§ What is expected:
Pick out and copy every line below that has the word "Riga".

§ Materials provided:
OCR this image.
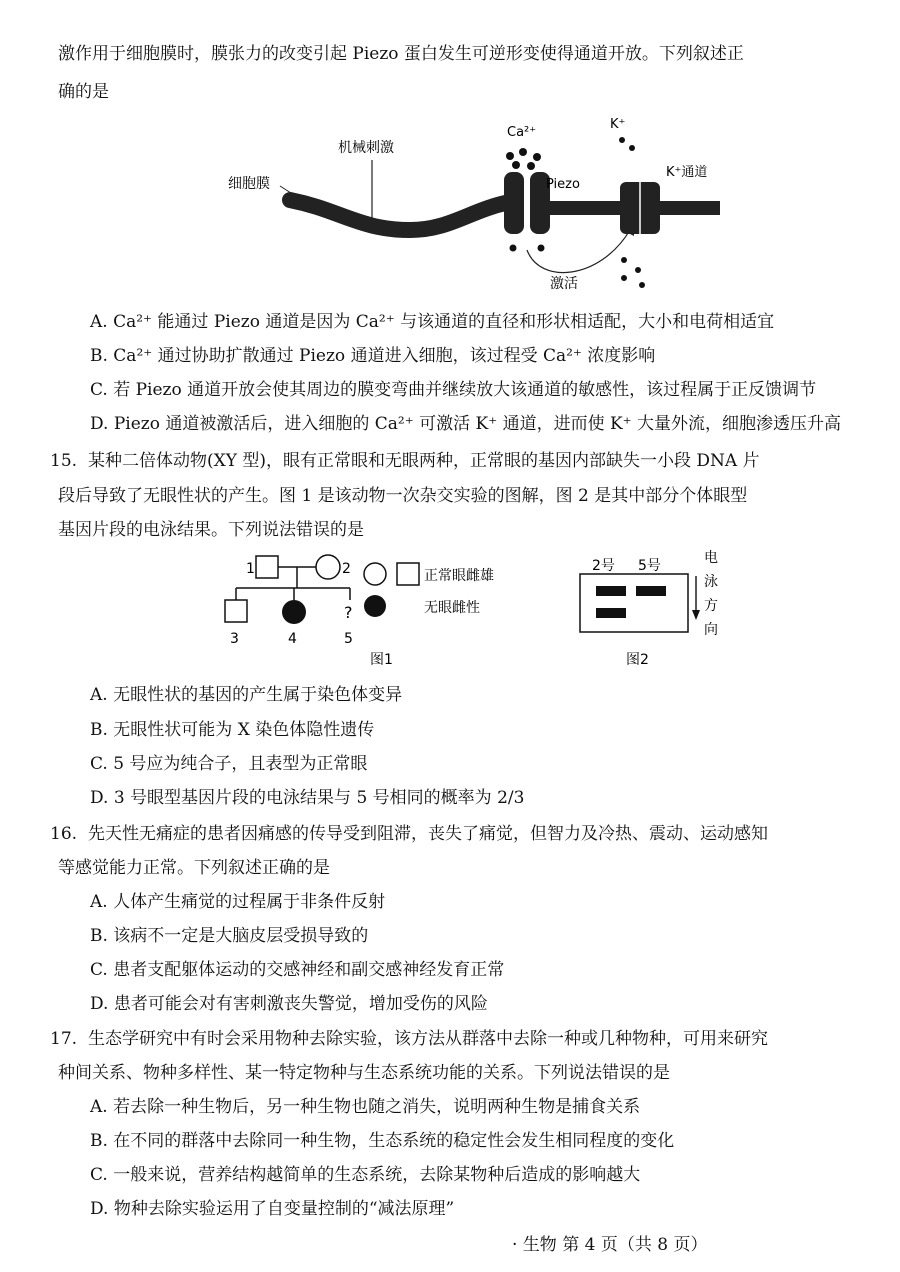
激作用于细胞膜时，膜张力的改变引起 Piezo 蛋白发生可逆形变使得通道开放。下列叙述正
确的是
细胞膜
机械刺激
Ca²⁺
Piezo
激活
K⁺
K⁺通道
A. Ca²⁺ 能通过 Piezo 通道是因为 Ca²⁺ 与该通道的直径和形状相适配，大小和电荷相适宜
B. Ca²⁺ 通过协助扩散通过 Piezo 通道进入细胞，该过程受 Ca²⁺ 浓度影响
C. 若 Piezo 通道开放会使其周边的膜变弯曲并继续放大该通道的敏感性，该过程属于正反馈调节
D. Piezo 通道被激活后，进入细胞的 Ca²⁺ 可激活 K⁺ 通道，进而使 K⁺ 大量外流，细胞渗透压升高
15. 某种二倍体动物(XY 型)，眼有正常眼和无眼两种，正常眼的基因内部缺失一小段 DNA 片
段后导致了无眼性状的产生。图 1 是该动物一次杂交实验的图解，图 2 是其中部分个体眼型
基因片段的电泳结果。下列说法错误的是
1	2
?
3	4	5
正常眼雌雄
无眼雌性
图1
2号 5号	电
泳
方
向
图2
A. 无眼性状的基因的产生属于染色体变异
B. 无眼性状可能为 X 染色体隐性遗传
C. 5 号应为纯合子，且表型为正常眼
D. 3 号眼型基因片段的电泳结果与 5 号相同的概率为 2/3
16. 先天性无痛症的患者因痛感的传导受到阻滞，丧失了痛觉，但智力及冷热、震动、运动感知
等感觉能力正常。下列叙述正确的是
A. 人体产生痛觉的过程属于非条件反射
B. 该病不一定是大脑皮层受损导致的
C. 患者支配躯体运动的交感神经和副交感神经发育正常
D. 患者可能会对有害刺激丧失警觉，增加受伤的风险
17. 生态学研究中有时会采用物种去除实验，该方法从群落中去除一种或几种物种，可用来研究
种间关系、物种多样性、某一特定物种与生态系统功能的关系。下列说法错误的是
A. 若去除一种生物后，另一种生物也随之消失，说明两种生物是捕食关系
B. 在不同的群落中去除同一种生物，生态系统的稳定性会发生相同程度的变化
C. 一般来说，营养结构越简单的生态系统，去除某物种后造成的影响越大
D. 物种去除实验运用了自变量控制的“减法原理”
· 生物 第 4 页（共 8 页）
--
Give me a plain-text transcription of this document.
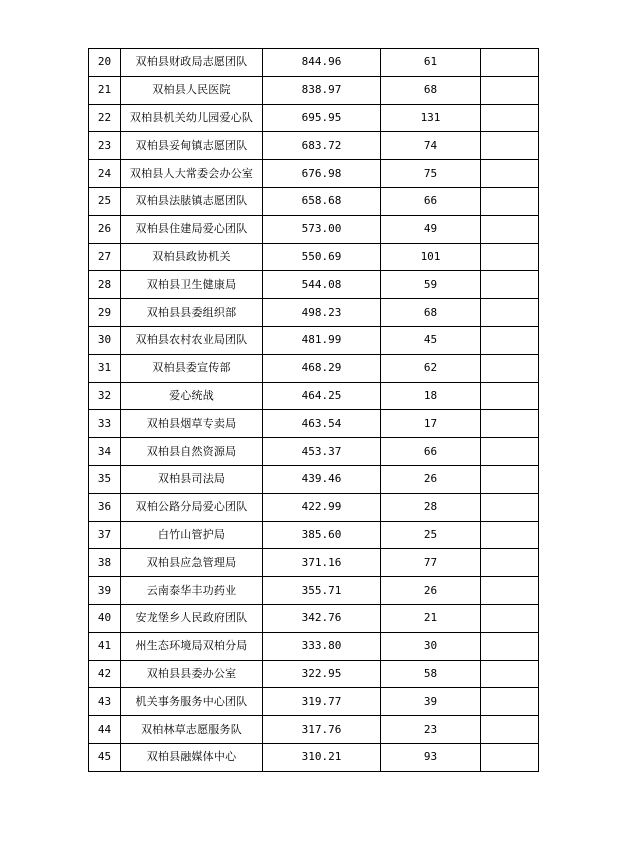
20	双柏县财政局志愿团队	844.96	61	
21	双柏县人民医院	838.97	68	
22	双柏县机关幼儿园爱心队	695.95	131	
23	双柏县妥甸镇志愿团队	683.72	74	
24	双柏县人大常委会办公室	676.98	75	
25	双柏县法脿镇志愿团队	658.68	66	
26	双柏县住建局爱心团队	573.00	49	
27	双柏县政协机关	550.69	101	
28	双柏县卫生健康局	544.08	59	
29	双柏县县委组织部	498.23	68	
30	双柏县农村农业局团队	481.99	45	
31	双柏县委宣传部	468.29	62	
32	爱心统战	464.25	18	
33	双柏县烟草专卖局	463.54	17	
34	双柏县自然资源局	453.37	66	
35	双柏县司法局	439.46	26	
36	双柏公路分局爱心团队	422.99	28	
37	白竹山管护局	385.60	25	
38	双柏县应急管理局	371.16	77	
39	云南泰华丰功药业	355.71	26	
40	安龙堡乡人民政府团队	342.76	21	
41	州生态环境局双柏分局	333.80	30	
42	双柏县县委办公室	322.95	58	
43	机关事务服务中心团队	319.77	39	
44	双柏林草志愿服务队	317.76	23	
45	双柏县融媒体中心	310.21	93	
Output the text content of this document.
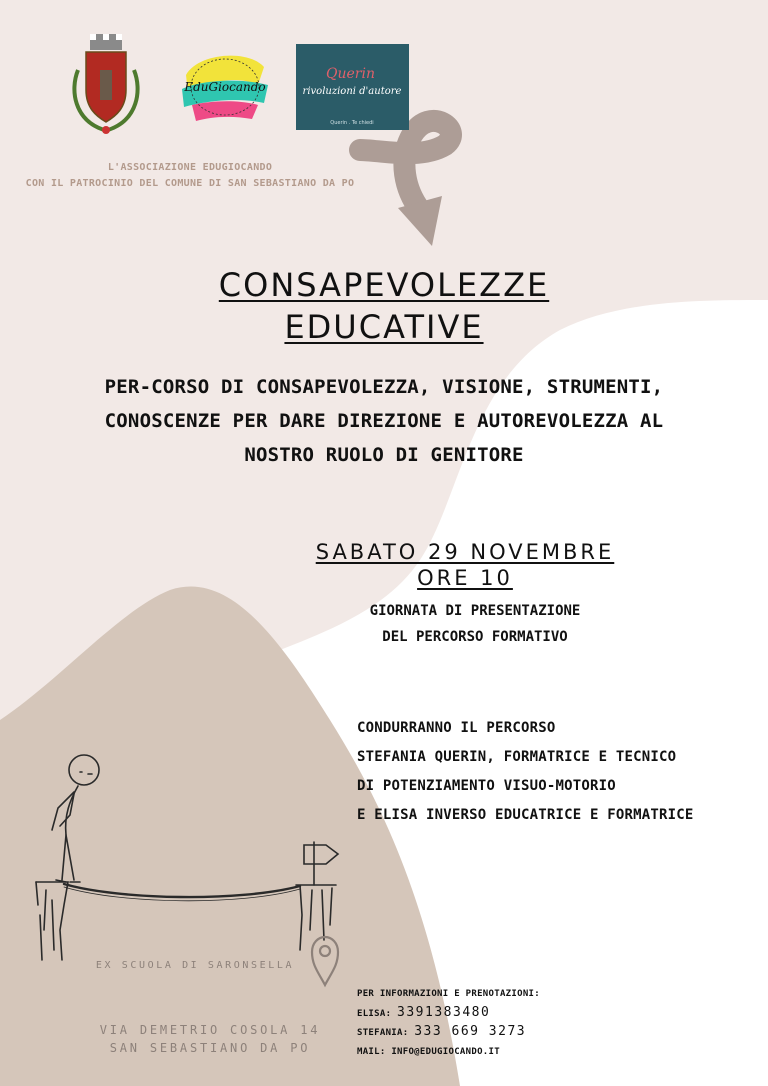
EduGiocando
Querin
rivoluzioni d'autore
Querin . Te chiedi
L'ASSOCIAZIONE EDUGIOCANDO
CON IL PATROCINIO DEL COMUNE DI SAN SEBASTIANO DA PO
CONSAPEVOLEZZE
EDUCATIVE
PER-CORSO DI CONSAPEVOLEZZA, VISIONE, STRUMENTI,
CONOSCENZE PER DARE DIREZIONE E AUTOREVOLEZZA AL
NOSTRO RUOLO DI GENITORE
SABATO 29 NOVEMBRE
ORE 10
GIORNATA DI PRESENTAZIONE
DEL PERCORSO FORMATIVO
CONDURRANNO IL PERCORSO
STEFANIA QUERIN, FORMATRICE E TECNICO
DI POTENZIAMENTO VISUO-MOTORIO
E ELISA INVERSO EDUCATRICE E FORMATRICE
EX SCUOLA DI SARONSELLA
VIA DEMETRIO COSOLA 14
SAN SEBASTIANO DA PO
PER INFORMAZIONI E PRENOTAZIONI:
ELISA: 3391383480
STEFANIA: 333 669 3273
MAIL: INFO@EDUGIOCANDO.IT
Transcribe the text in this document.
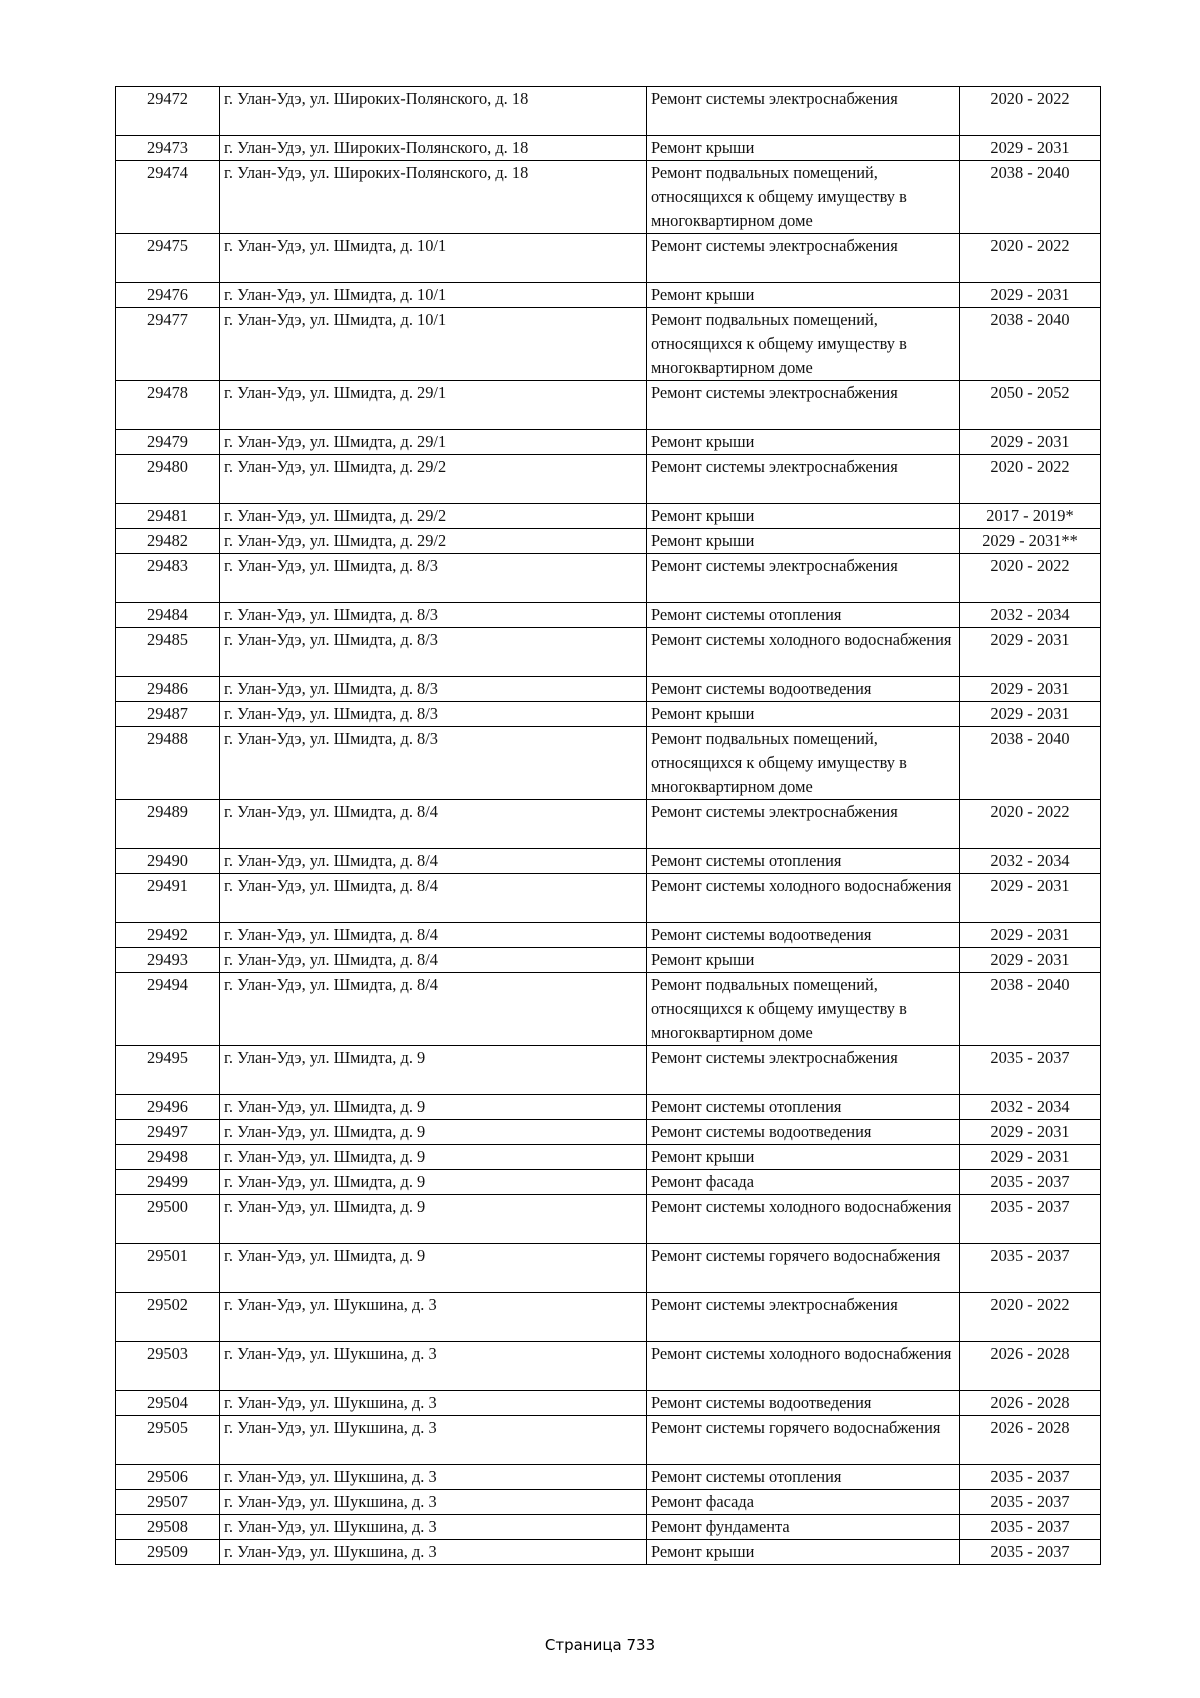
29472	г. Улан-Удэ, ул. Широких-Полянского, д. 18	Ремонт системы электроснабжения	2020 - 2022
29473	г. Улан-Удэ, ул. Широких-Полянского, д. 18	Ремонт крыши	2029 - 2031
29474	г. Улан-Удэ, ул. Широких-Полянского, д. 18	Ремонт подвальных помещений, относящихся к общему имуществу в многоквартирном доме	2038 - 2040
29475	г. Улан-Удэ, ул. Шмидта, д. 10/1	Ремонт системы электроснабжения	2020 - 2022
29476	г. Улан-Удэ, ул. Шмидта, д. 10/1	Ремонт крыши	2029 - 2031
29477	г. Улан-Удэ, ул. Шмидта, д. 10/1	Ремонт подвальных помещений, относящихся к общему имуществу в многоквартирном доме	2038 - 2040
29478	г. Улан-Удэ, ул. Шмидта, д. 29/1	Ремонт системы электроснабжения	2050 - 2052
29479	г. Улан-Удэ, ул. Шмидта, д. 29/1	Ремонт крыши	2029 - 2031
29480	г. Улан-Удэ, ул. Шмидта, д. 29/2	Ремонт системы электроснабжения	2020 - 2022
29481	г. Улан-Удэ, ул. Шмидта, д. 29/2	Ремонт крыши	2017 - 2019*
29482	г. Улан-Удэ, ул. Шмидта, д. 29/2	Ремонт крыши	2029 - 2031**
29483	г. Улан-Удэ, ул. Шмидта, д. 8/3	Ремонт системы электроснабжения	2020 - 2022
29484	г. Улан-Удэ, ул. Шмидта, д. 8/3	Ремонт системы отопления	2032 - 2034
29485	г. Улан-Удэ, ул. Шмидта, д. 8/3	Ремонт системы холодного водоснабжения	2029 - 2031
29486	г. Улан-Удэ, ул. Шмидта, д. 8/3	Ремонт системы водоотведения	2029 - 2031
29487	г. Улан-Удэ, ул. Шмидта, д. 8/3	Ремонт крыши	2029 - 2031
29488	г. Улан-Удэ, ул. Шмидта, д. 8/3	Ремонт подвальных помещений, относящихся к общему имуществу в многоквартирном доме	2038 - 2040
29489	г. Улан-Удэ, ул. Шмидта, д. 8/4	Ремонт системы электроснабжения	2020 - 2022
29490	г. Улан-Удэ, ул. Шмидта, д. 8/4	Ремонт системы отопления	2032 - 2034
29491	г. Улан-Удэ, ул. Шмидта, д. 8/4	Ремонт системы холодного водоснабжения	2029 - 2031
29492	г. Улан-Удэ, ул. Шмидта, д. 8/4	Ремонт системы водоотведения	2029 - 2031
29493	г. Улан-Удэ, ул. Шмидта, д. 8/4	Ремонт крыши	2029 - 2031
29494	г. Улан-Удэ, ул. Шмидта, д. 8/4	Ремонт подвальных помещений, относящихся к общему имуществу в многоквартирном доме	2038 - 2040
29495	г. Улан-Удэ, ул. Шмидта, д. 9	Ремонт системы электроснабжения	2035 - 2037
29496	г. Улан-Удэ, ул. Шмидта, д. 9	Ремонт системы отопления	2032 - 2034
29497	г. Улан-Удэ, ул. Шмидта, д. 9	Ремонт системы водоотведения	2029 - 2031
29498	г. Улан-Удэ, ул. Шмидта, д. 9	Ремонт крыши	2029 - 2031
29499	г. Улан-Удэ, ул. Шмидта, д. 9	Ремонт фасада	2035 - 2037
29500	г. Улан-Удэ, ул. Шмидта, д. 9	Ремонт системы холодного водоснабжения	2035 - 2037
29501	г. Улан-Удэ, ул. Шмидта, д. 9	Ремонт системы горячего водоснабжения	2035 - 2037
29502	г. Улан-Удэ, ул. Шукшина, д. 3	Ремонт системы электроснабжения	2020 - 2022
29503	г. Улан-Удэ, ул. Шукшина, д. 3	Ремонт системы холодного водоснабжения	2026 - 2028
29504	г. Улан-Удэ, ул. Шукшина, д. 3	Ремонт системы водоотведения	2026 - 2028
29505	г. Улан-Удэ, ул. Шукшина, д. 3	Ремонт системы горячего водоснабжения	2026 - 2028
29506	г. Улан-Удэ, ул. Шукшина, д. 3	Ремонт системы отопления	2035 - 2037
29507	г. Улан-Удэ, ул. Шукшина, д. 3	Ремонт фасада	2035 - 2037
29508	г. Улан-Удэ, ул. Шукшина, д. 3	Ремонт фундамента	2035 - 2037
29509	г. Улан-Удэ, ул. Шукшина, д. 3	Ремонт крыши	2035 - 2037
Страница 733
==
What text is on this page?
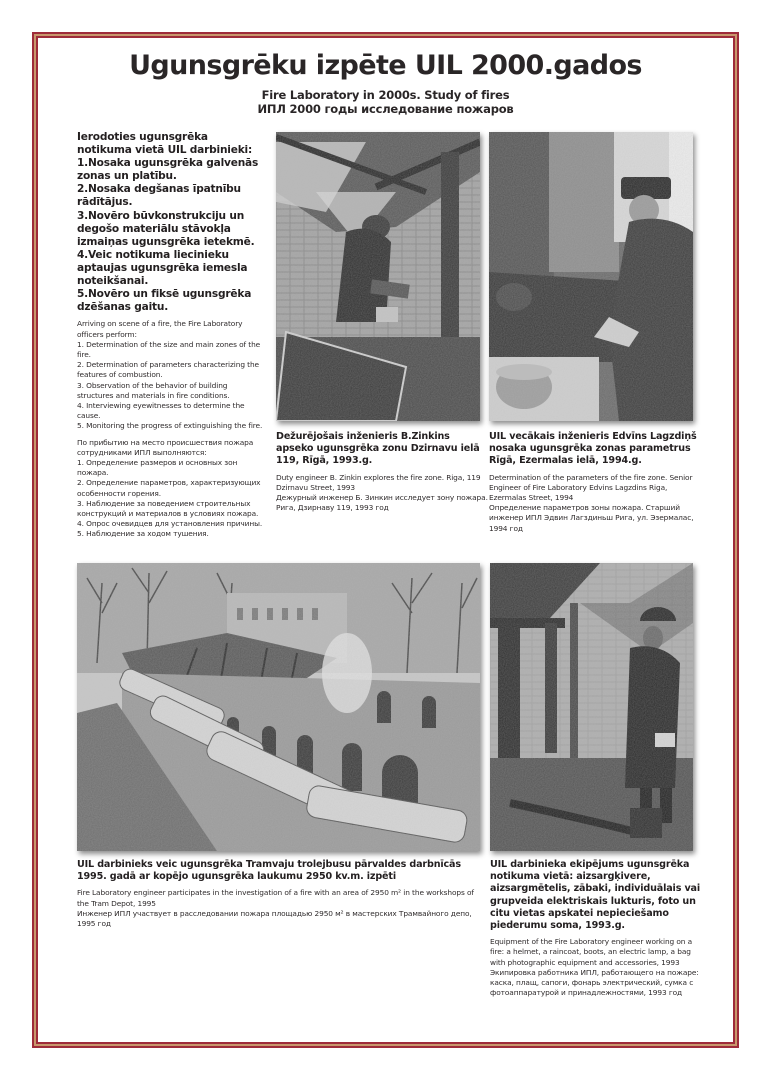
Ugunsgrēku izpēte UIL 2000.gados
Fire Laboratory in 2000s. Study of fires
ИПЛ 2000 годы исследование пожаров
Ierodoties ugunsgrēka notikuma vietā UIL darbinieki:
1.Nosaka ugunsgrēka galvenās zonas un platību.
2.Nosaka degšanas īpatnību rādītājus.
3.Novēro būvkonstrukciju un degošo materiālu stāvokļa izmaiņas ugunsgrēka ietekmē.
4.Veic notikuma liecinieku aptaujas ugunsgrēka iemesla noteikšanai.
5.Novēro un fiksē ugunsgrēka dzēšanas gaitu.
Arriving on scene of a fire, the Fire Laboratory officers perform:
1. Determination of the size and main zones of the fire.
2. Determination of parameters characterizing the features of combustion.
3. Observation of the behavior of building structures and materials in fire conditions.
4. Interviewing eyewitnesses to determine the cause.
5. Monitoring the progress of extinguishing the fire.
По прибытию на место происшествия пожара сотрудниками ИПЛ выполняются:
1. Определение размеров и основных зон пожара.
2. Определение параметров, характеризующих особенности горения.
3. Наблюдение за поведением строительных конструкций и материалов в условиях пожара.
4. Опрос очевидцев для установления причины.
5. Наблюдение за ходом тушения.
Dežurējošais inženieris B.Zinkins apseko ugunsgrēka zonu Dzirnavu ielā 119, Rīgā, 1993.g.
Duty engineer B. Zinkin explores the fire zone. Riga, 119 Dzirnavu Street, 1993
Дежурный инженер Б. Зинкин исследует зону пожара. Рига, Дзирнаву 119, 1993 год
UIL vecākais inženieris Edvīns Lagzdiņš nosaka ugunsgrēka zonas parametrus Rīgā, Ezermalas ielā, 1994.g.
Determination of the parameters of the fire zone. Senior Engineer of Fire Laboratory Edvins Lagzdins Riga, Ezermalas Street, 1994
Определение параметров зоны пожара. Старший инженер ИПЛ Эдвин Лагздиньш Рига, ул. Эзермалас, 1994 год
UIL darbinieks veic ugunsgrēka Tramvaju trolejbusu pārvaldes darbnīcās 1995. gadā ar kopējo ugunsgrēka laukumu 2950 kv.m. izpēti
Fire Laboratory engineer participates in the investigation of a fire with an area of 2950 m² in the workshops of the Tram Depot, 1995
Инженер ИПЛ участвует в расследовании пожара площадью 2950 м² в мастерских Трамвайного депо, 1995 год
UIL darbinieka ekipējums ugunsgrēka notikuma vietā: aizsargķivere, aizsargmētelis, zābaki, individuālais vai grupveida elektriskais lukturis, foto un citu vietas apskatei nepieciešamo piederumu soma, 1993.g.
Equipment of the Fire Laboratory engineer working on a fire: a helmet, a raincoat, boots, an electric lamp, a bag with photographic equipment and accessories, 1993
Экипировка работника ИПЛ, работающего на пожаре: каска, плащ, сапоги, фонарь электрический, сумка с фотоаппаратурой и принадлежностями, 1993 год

§ Reply to the task:
Duty engineer B. Zinkin explores the fire zone. Riga, 119 Dzirnavu Street, 1993
Determination of the parameters of the fire zone. Senior Engineer of Fire Laboratory Edvins Lagzdins Riga, Ezermalas Street, 1994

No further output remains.